BEGIN
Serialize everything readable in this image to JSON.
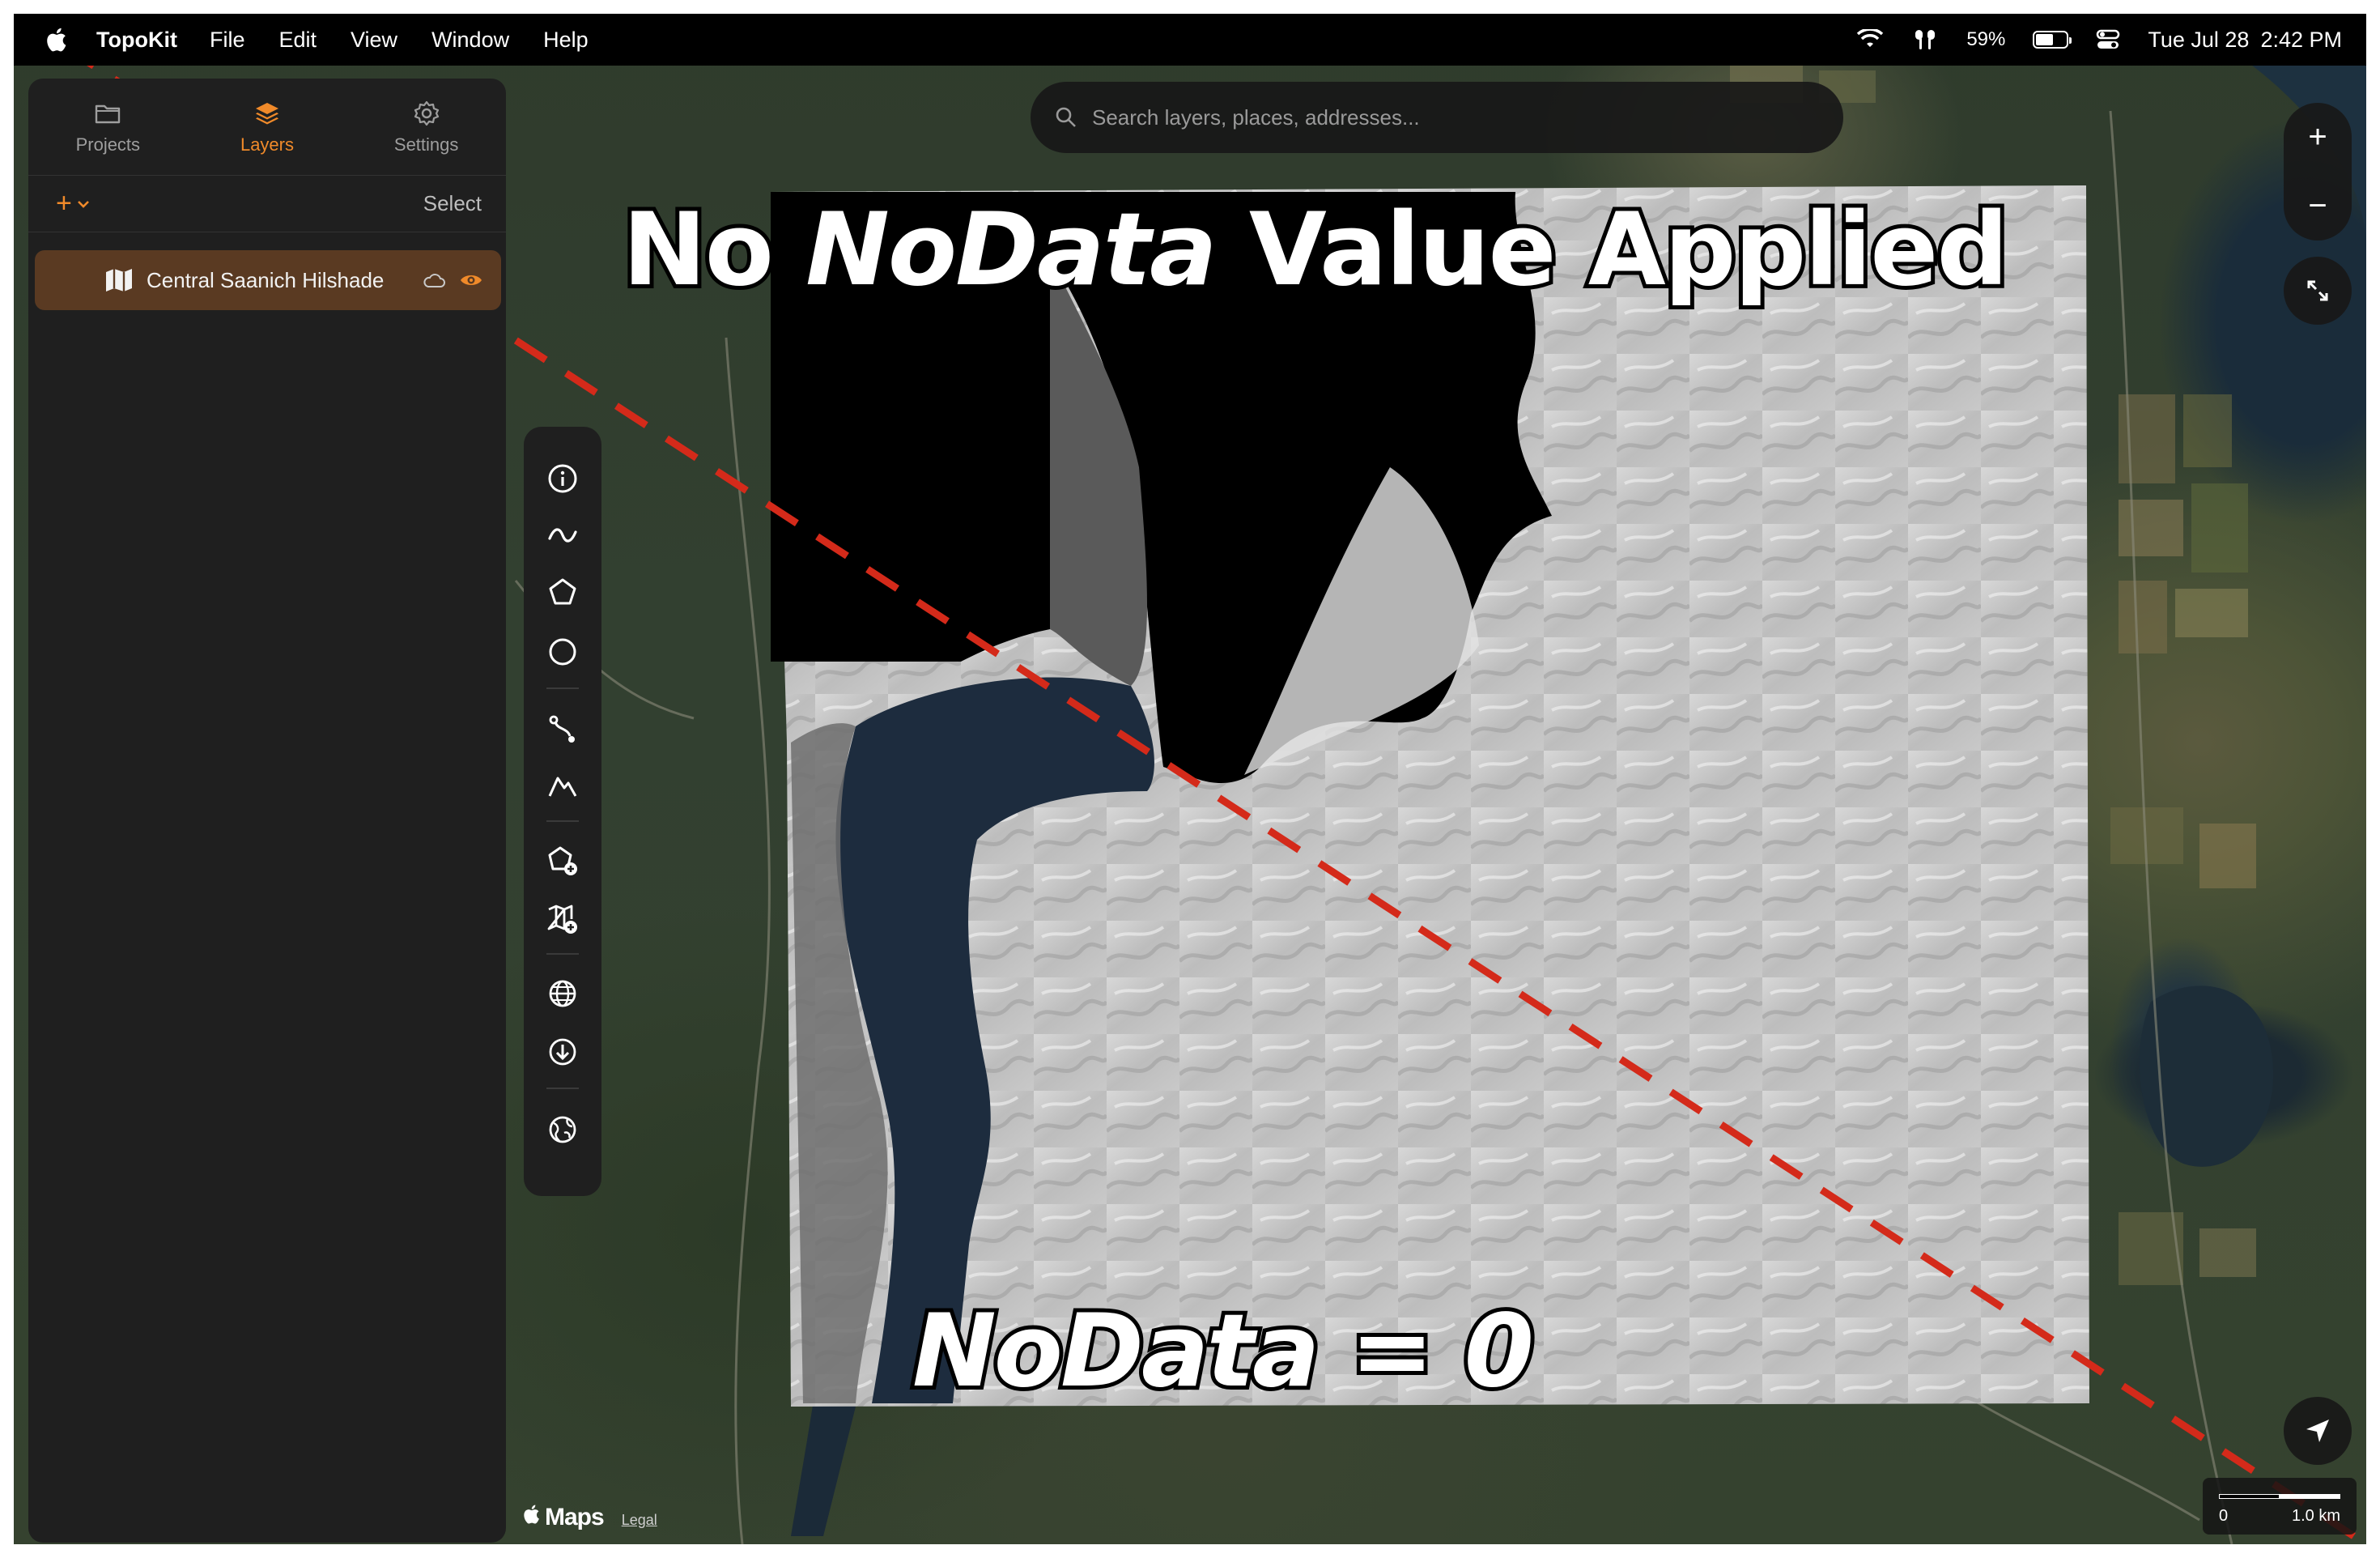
{
  "menubar": {
    "app_name": "TopoKit",
    "menus": [
      "File",
      "Edit",
      "View",
      "Window",
      "Help"
    ],
    "battery_percent": "59%",
    "battery_level": 0.59,
    "date": "Tue Jul 28",
    "time": "2:42 PM"
  },
  "sidebar": {
    "tabs": [
      {
        "label": "Projects",
        "icon": "folder-icon"
      },
      {
        "label": "Layers",
        "icon": "layers-icon",
        "active": true
      },
      {
        "label": "Settings",
        "icon": "gear-icon"
      }
    ],
    "add_label": "+",
    "select_label": "Select",
    "layers": [
      {
        "name": "Central Saanich Hilshade",
        "icon": "map-icon",
        "visible": true
      }
    ]
  },
  "search": {
    "placeholder": "Search layers, places, addresses..."
  },
  "tools": [
    "info-icon",
    "freehand-line-icon",
    "polygon-icon",
    "circle-icon",
    "route-icon",
    "elevation-profile-icon",
    "add-shape-icon",
    "add-map-icon",
    "globe-icon",
    "download-icon",
    "basemap-icon"
  ],
  "map_controls": {
    "zoom_in": "+",
    "zoom_out": "−",
    "fit_icon": "expand-icon",
    "locate_icon": "location-arrow-icon"
  },
  "overlay": {
    "title_prefix": "No ",
    "title_italic": "NoData",
    "title_suffix": " Value Applied",
    "bottom_label": "NoData = 0"
  },
  "attribution": {
    "brand": "Maps",
    "legal": "Legal"
  },
  "scale": {
    "start": "0",
    "end": "1.0 km"
  },
  "colors": {
    "accent": "#f08a2a",
    "selected_layer_bg": "#5a3a22",
    "dash_line": "#d42a1a"
  }
}
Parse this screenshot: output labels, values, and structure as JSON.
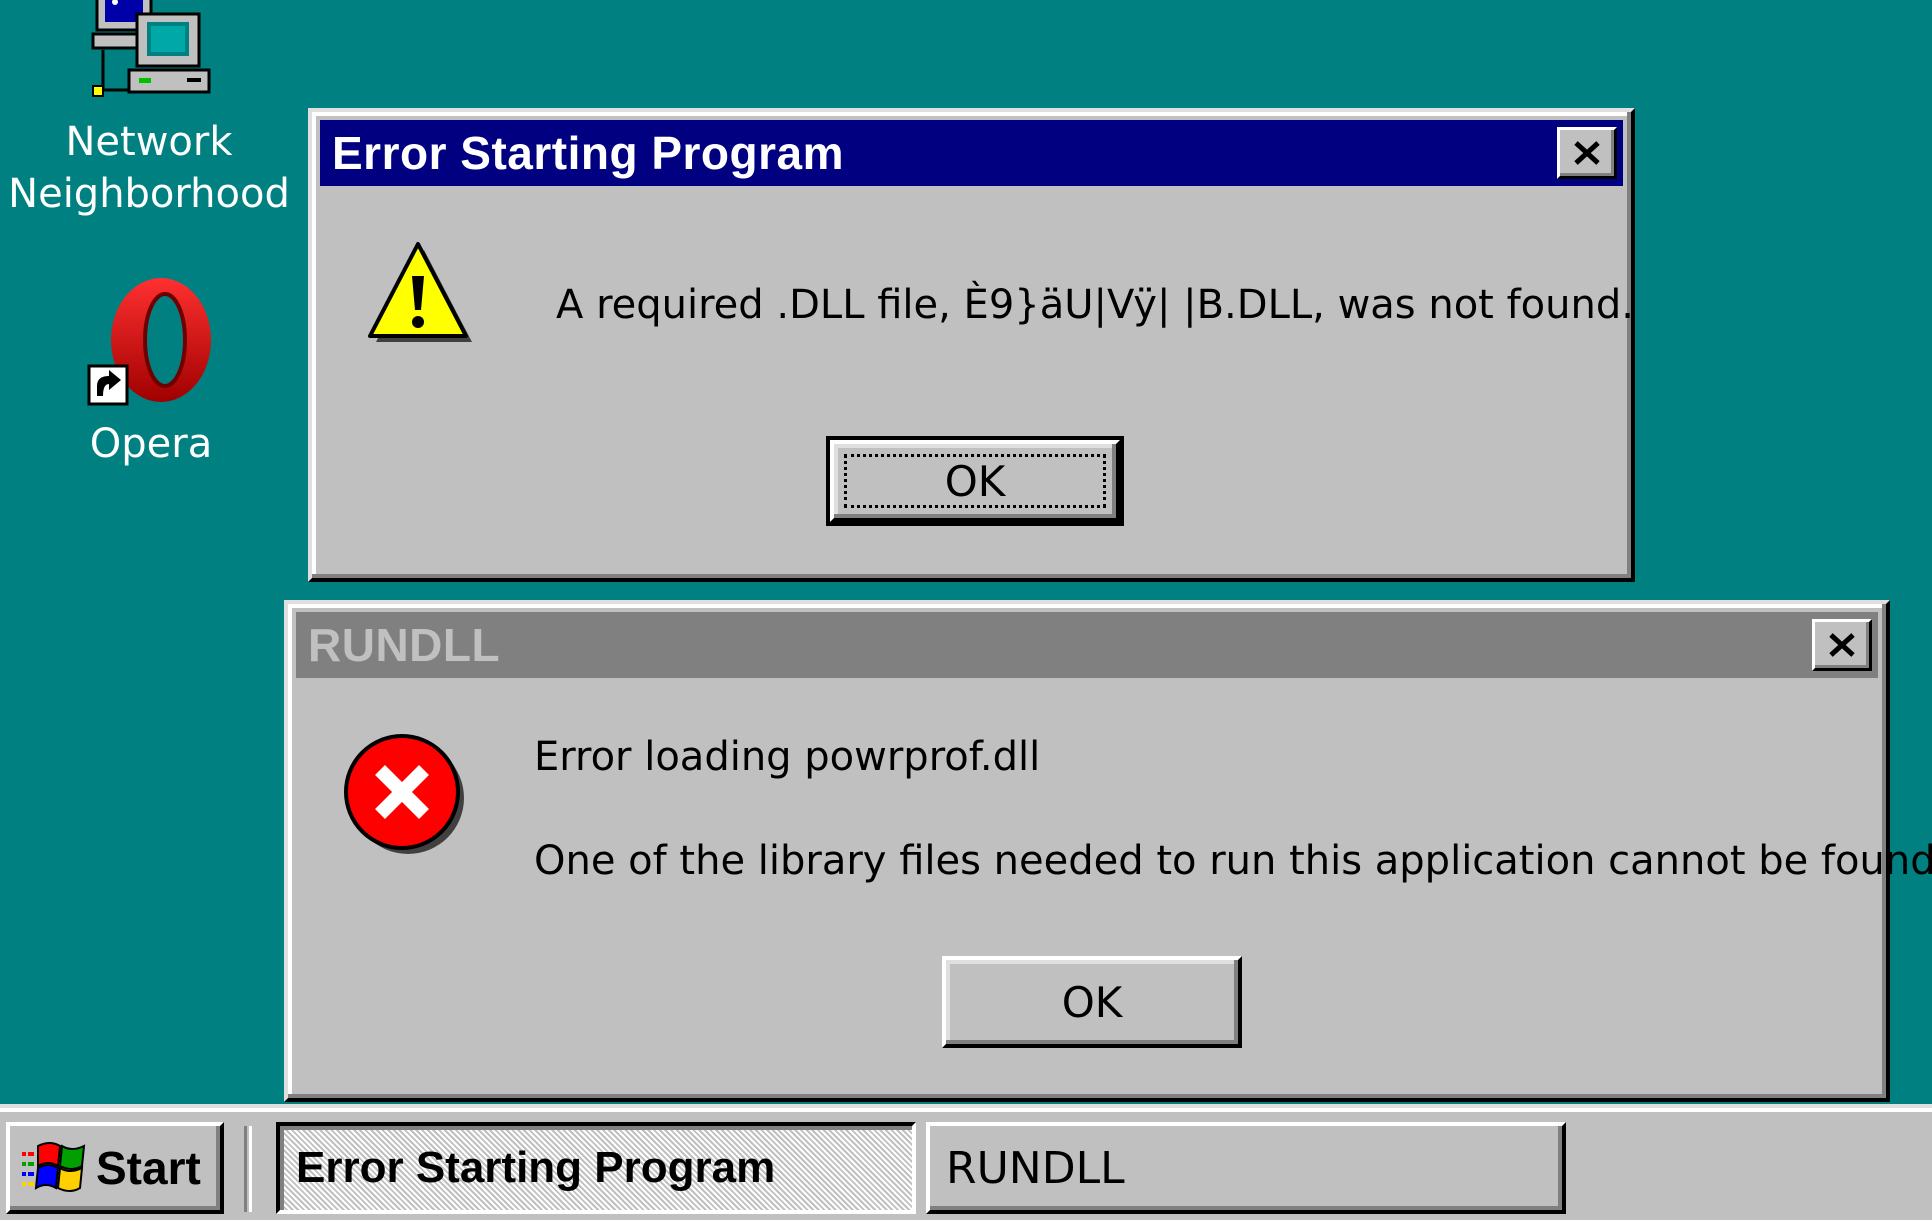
{
  "desktop": {
    "background_color": "#008080",
    "icons": [
      {
        "label": "Network Neighborhood",
        "icon": "network-computers-icon"
      },
      {
        "label": "Opera",
        "icon": "opera-icon"
      }
    ]
  },
  "dialogs": {
    "error_starting": {
      "title": "Error Starting Program",
      "icon": "warning-icon",
      "message": "A required .DLL file, È9}äU|Vÿ| |B.DLL, was not found.",
      "ok_label": "OK",
      "title_color": "#000080"
    },
    "rundll": {
      "title": "RUNDLL",
      "icon": "error-icon",
      "message_line1": "Error loading powrprof.dll",
      "message_line2": "One of the library files needed to run this application cannot be found.",
      "ok_label": "OK",
      "title_color": "#808080"
    }
  },
  "taskbar": {
    "start_label": "Start",
    "tasks": [
      {
        "label": "Error Starting Program",
        "active": true
      },
      {
        "label": "RUNDLL",
        "active": false
      }
    ]
  }
}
END
▶ **WHAT NEEDS TO BE DONE**
Repeat the line containing "Parse this screenshot: output" and every line after it up to the end of the material above, exactly as they stand, minus the pictures.

▶ **TASK OUTPUT**
Parse this screenshot: output labels, values, and structure as JSON.
{
  "desktop": {
    "background_color": "#008080",
    "icons": [
      {
        "label": "Network Neighborhood",
        "icon": "network-computers-icon"
      },
      {
        "label": "Opera",
        "icon": "opera-icon"
      }
    ]
  },
  "dialogs": {
    "error_starting": {
      "title": "Error Starting Program",
      "icon": "warning-icon",
      "message": "A required .DLL file, È9}äU|Vÿ| |B.DLL, was not found.",
      "ok_label": "OK",
      "title_color": "#000080"
    },
    "rundll": {
      "title": "RUNDLL",
      "icon": "error-icon",
      "message_line1": "Error loading powrprof.dll",
      "message_line2": "One of the library files needed to run this application cannot be found.",
      "ok_label": "OK",
      "title_color": "#808080"
    }
  },
  "taskbar": {
    "start_label": "Start",
    "tasks": [
      {
        "label": "Error Starting Program",
        "active": true
      },
      {
        "label": "RUNDLL",
        "active": false
      }
    ]
  }
}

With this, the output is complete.